Direction:
Check each line of the listing for the string "elements", then state how many lines have it. Only the number is wanted.

[Collection entries]
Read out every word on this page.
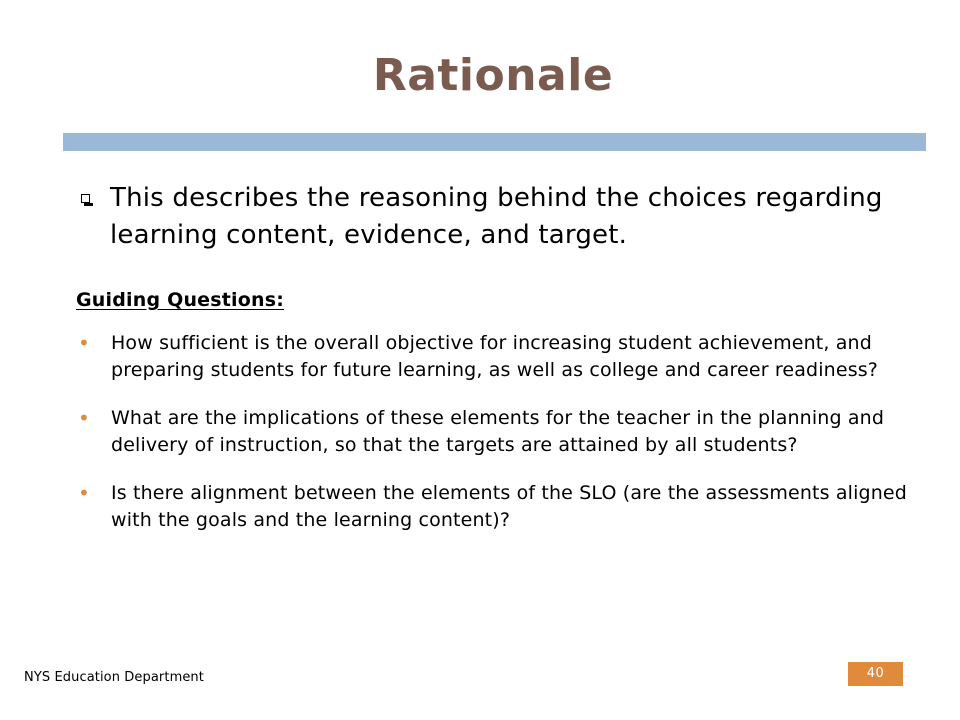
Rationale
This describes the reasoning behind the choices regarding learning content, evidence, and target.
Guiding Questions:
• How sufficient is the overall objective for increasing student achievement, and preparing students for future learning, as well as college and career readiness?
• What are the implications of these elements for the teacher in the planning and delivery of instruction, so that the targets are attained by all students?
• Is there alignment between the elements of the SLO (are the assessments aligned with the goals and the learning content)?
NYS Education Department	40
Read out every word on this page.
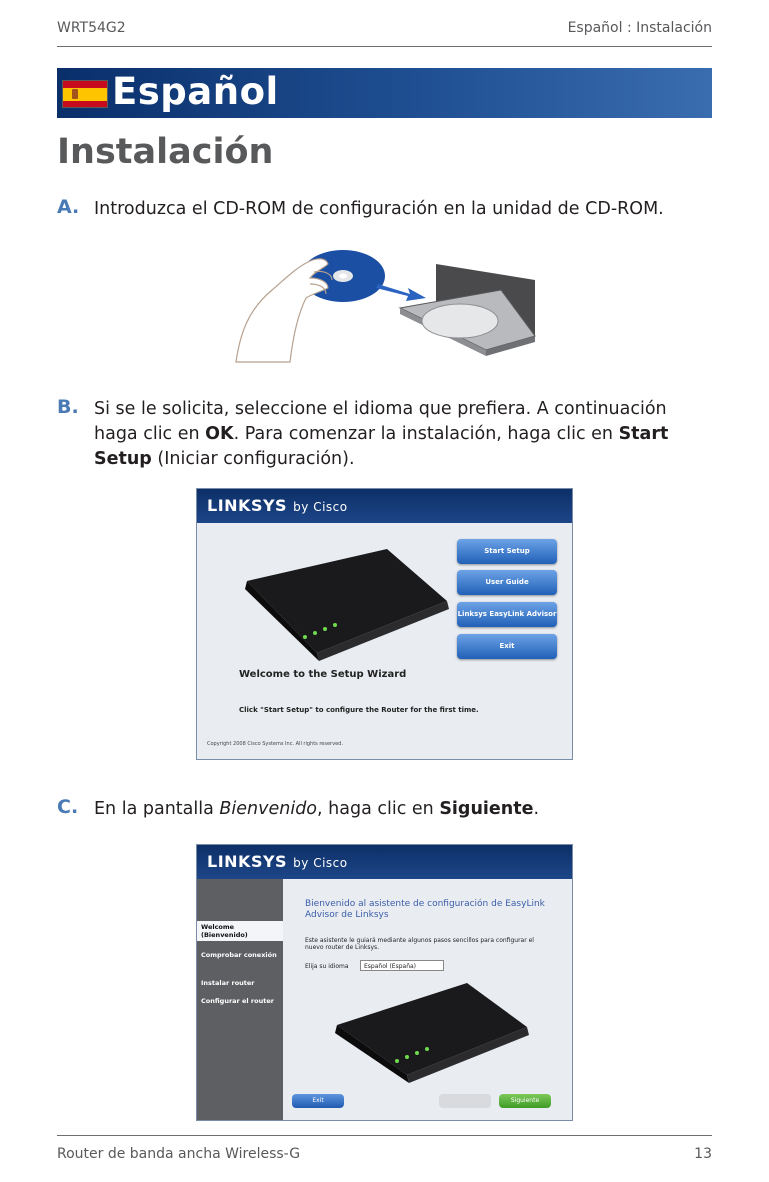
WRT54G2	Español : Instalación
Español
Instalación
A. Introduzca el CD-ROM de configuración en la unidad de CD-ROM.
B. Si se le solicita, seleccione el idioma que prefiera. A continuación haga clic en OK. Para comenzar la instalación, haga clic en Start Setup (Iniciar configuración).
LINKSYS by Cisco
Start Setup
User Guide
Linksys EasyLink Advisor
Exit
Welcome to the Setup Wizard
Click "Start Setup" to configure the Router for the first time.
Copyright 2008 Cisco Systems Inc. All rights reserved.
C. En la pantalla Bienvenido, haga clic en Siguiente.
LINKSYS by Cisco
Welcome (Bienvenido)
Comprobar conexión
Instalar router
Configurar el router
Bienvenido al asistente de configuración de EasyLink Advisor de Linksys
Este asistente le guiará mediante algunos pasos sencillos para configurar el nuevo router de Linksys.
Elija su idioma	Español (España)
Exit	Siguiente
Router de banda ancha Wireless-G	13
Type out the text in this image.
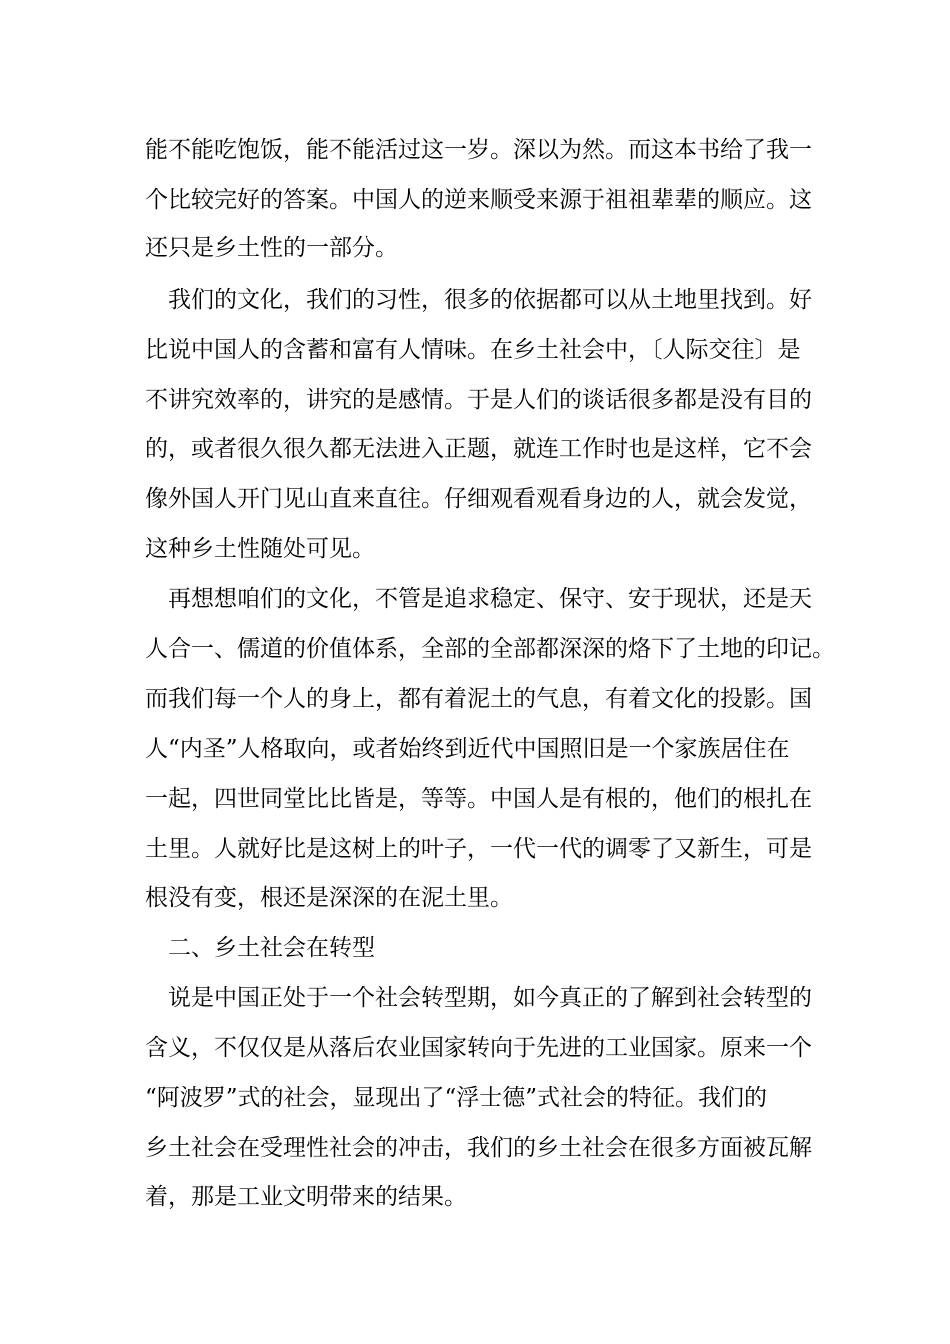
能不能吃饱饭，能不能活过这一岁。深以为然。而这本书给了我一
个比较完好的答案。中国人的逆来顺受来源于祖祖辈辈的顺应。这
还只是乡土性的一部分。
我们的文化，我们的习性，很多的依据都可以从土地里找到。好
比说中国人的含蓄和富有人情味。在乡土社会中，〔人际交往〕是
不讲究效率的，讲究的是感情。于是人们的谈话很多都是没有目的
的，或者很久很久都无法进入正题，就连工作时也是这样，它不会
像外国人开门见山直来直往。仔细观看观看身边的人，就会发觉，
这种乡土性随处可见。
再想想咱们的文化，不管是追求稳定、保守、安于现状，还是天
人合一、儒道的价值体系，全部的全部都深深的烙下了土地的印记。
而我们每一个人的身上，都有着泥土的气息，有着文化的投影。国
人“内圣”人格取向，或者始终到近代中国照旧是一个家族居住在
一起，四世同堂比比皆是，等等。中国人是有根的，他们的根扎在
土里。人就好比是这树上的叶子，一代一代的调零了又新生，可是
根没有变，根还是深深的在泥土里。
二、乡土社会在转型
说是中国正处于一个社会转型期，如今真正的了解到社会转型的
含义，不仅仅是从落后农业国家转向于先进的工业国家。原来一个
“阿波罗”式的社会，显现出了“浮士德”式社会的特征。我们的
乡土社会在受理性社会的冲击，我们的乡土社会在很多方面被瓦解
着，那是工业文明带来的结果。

Exercise response:
2